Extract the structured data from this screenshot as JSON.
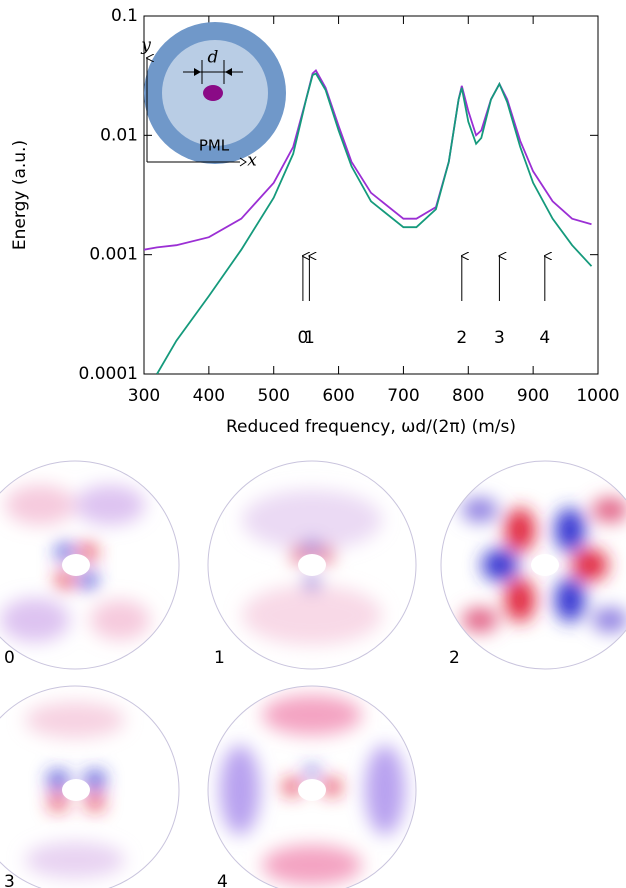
{
  "chart_data": {
    "type": "line",
    "log_y": true,
    "grid": false,
    "y_label": "Energy (a.u.)",
    "x_label": "Reduced frequency, ωd/(2π) (m/s)",
    "xlim": [
      300,
      1000
    ],
    "xticks": [
      300,
      400,
      500,
      600,
      700,
      800,
      900,
      1000
    ],
    "ylim": [
      0.0001,
      0.1
    ],
    "yticks": [
      0.0001,
      0.001,
      0.01,
      0.1
    ],
    "x": [
      300,
      320,
      350,
      400,
      450,
      500,
      530,
      550,
      560,
      565,
      580,
      600,
      620,
      650,
      700,
      720,
      750,
      770,
      785,
      790,
      800,
      812,
      820,
      835,
      848,
      860,
      880,
      900,
      930,
      960,
      990
    ],
    "series": [
      {
        "color": "#9b2fd4",
        "values": [
          0.0011,
          0.00115,
          0.0012,
          0.0014,
          0.002,
          0.004,
          0.008,
          0.02,
          0.033,
          0.035,
          0.025,
          0.012,
          0.006,
          0.0033,
          0.002,
          0.002,
          0.0025,
          0.006,
          0.02,
          0.026,
          0.016,
          0.01,
          0.011,
          0.02,
          0.027,
          0.02,
          0.009,
          0.005,
          0.0028,
          0.002,
          0.0018
        ]
      },
      {
        "color": "#159a7c",
        "values": [
          null,
          0.0001,
          0.00019,
          0.00045,
          0.0011,
          0.003,
          0.007,
          0.02,
          0.032,
          0.033,
          0.024,
          0.011,
          0.0055,
          0.0028,
          0.0017,
          0.0017,
          0.0024,
          0.006,
          0.02,
          0.025,
          0.013,
          0.0085,
          0.0095,
          0.02,
          0.027,
          0.019,
          0.008,
          0.004,
          0.002,
          0.0012,
          0.0008
        ]
      }
    ],
    "annotations": [
      {
        "text": "0",
        "x": 545
      },
      {
        "text": "1",
        "x": 555
      },
      {
        "text": "2",
        "x": 790
      },
      {
        "text": "3",
        "x": 848
      },
      {
        "text": "4",
        "x": 918
      }
    ],
    "inset": {
      "y_label": "y",
      "x_label": "x",
      "d_label": "d",
      "pml_label": "PML"
    }
  },
  "mode_maps": {
    "labels": [
      "0",
      "1",
      "2",
      "3",
      "4"
    ]
  }
}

GIVEN REQUEST:
Working from the material above, transcribe it exactly while omitting pictures.

WRITTEN REPLY:
Extract the structured data from this screenshot as JSON.
{
  "chart_data": {
    "type": "line",
    "log_y": true,
    "grid": false,
    "y_label": "Energy (a.u.)",
    "x_label": "Reduced frequency, ωd/(2π) (m/s)",
    "xlim": [
      300,
      1000
    ],
    "xticks": [
      300,
      400,
      500,
      600,
      700,
      800,
      900,
      1000
    ],
    "ylim": [
      0.0001,
      0.1
    ],
    "yticks": [
      0.0001,
      0.001,
      0.01,
      0.1
    ],
    "x": [
      300,
      320,
      350,
      400,
      450,
      500,
      530,
      550,
      560,
      565,
      580,
      600,
      620,
      650,
      700,
      720,
      750,
      770,
      785,
      790,
      800,
      812,
      820,
      835,
      848,
      860,
      880,
      900,
      930,
      960,
      990
    ],
    "series": [
      {
        "color": "#9b2fd4",
        "values": [
          0.0011,
          0.00115,
          0.0012,
          0.0014,
          0.002,
          0.004,
          0.008,
          0.02,
          0.033,
          0.035,
          0.025,
          0.012,
          0.006,
          0.0033,
          0.002,
          0.002,
          0.0025,
          0.006,
          0.02,
          0.026,
          0.016,
          0.01,
          0.011,
          0.02,
          0.027,
          0.02,
          0.009,
          0.005,
          0.0028,
          0.002,
          0.0018
        ]
      },
      {
        "color": "#159a7c",
        "values": [
          null,
          0.0001,
          0.00019,
          0.00045,
          0.0011,
          0.003,
          0.007,
          0.02,
          0.032,
          0.033,
          0.024,
          0.011,
          0.0055,
          0.0028,
          0.0017,
          0.0017,
          0.0024,
          0.006,
          0.02,
          0.025,
          0.013,
          0.0085,
          0.0095,
          0.02,
          0.027,
          0.019,
          0.008,
          0.004,
          0.002,
          0.0012,
          0.0008
        ]
      }
    ],
    "annotations": [
      {
        "text": "0",
        "x": 545
      },
      {
        "text": "1",
        "x": 555
      },
      {
        "text": "2",
        "x": 790
      },
      {
        "text": "3",
        "x": 848
      },
      {
        "text": "4",
        "x": 918
      }
    ],
    "inset": {
      "y_label": "y",
      "x_label": "x",
      "d_label": "d",
      "pml_label": "PML"
    }
  },
  "mode_maps": {
    "labels": [
      "0",
      "1",
      "2",
      "3",
      "4"
    ]
  }
}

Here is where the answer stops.